◆ **Task goal**
Reproduce each line from the records that holds "JSON".

◆ **Rows from a dataset**
##########

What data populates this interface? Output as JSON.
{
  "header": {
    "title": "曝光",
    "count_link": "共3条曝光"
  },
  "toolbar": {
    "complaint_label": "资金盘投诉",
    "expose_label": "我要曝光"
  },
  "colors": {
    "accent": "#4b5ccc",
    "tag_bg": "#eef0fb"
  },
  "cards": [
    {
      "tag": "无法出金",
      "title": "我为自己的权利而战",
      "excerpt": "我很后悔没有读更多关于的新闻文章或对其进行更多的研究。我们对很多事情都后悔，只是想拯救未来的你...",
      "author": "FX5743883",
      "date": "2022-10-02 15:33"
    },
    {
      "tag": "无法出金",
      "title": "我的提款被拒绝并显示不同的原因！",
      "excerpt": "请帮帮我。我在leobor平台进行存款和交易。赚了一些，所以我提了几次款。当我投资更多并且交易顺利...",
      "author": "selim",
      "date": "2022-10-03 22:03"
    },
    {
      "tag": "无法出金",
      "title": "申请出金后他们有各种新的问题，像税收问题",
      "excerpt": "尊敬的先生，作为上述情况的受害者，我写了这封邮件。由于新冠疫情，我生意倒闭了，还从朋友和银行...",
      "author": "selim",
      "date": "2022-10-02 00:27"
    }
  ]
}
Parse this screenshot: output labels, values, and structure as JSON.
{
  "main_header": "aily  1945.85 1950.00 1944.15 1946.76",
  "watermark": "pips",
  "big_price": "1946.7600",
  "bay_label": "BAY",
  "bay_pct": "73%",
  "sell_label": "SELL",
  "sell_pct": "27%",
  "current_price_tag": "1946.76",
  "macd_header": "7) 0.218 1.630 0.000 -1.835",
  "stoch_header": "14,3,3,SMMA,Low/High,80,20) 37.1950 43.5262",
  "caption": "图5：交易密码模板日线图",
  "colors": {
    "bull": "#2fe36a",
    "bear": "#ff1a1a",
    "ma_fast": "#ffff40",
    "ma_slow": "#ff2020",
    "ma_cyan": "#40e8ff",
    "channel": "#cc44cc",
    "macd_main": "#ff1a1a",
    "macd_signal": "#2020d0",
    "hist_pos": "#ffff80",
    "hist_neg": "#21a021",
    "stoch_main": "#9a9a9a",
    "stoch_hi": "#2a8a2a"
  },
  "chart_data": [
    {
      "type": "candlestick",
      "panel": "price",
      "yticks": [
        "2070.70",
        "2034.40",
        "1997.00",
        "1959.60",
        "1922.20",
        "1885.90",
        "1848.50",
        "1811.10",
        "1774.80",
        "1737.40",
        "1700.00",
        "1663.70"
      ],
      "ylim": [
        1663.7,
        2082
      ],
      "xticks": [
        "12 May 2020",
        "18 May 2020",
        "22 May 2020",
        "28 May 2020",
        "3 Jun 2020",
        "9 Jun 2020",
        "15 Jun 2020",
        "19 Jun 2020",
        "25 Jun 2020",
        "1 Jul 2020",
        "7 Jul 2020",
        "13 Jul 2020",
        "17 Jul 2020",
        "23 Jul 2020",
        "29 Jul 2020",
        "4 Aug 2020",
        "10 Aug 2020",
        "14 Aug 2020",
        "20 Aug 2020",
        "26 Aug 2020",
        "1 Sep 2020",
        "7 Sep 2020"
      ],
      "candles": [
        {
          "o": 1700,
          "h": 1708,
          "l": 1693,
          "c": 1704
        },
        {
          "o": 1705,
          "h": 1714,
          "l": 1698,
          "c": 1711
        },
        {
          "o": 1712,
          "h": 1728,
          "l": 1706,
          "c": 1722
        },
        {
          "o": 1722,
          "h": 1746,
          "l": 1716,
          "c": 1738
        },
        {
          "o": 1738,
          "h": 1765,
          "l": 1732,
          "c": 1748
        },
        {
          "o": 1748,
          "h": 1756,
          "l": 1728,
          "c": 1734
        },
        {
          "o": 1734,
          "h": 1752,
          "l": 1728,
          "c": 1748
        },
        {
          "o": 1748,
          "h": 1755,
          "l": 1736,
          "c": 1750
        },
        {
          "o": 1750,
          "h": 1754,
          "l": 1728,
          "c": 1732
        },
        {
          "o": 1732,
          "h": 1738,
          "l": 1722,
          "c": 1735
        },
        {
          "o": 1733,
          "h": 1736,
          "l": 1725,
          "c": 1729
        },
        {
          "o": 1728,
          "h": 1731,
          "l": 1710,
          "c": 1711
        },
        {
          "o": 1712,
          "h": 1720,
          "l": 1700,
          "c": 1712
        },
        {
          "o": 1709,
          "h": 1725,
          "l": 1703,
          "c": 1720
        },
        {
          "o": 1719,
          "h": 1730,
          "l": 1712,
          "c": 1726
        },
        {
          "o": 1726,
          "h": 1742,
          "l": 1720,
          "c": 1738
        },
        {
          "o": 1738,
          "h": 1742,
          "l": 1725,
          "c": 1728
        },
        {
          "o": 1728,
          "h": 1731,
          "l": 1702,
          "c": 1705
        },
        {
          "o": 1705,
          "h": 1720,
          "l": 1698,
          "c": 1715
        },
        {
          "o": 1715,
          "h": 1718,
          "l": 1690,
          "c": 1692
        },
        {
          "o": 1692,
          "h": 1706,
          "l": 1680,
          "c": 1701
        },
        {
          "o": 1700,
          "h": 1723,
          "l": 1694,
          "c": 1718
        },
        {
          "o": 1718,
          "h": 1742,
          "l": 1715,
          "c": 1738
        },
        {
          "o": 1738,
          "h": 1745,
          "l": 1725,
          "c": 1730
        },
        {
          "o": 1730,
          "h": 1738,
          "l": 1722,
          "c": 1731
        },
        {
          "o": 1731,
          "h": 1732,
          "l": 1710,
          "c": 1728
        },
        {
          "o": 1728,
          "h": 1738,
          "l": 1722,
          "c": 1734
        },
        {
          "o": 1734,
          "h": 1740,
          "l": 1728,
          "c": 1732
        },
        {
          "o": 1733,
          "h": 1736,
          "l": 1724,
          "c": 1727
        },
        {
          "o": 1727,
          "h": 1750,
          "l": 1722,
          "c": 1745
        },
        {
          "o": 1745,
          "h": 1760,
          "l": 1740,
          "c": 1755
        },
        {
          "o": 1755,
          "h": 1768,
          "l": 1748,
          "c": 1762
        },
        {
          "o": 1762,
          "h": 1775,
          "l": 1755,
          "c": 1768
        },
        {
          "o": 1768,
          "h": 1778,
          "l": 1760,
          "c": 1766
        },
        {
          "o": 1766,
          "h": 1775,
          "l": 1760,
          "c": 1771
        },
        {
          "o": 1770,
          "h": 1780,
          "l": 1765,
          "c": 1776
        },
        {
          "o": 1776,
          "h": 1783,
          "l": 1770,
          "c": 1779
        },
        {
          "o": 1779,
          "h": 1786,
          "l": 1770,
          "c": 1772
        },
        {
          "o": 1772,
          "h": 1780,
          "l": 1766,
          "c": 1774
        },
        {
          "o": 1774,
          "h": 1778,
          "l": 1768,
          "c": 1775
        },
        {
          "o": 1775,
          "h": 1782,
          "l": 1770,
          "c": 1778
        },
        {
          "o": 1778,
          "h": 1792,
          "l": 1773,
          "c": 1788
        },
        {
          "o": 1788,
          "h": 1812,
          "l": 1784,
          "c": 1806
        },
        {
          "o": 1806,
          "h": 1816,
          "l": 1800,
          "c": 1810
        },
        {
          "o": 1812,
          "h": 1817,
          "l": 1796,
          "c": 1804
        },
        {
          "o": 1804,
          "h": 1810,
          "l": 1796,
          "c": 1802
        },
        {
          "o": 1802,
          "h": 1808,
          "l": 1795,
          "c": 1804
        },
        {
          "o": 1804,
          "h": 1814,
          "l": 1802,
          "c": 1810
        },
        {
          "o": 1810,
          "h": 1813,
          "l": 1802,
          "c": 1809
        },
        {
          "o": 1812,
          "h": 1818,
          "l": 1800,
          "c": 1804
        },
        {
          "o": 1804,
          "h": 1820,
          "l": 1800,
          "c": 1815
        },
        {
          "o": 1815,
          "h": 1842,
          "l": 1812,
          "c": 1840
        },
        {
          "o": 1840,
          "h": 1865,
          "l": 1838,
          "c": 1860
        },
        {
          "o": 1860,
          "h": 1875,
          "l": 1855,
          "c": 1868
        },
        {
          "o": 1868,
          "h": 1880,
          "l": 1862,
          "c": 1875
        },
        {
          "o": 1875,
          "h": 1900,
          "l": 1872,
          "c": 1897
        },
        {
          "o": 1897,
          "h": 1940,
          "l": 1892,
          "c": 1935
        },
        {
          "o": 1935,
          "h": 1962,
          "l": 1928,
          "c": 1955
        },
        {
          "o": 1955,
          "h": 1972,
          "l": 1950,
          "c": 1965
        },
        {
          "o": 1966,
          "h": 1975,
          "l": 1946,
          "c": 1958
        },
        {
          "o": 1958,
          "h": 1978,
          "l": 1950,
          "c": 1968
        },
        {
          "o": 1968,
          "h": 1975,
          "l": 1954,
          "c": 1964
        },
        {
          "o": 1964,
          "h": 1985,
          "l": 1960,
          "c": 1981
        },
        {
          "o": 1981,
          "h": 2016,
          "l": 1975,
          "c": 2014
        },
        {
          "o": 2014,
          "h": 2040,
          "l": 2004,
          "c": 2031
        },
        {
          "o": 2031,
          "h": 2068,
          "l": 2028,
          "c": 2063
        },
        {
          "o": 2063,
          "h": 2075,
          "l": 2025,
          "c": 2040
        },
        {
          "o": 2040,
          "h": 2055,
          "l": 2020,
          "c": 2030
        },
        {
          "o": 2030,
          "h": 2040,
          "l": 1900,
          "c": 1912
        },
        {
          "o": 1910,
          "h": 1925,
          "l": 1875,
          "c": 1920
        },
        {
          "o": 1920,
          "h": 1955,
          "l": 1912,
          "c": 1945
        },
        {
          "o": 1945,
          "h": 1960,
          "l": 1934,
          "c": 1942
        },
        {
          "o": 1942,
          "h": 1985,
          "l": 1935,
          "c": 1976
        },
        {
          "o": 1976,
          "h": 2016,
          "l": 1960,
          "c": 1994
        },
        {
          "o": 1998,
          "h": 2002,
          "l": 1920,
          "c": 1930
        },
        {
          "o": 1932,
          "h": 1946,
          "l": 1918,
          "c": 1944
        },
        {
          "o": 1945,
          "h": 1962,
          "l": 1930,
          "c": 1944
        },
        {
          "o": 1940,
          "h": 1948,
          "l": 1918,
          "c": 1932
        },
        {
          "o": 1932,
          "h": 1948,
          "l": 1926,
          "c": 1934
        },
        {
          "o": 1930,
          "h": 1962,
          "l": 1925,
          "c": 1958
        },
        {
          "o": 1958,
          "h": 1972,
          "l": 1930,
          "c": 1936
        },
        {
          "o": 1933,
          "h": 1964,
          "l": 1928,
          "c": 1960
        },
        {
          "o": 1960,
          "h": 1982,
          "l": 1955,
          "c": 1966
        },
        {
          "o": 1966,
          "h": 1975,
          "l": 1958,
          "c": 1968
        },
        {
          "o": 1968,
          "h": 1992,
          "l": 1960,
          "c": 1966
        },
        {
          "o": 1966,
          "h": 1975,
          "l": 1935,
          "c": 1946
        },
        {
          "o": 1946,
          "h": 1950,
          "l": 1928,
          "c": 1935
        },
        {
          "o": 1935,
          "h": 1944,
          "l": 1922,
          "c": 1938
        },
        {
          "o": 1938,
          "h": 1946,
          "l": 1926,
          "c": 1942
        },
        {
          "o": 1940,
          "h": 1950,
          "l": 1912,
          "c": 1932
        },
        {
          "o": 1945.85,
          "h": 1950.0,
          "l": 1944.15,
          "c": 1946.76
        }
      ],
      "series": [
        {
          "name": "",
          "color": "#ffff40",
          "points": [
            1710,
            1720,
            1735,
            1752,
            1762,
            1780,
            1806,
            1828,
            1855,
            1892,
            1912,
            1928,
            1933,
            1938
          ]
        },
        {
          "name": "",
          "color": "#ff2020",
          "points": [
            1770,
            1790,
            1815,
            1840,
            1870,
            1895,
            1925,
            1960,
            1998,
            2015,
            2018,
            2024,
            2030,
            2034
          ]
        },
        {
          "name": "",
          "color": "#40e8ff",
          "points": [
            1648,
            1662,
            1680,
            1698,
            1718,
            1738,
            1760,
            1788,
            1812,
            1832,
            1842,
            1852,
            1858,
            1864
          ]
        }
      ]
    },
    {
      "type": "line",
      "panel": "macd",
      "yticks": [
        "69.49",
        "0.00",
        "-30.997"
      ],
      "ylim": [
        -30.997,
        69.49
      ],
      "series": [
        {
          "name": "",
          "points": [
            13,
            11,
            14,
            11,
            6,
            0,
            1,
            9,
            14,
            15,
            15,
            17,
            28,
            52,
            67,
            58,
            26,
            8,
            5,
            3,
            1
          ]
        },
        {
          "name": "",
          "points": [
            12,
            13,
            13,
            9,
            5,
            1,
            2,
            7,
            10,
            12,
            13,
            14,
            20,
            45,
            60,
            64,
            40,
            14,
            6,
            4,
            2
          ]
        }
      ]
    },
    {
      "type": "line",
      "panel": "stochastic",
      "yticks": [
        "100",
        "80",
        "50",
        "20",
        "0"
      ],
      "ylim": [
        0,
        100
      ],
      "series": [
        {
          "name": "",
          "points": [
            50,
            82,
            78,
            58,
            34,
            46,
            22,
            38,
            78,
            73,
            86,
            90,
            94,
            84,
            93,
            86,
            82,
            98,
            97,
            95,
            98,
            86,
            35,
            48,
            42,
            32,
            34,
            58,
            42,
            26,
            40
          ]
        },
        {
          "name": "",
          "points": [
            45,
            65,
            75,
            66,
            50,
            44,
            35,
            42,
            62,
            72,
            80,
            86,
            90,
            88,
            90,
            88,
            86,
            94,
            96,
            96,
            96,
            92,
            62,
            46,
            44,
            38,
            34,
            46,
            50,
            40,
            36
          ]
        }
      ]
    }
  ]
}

##########

◆ **Task output**
What data populates this interface? Output as JSON.
Parse this screenshot: output labels, values, and structure as JSON.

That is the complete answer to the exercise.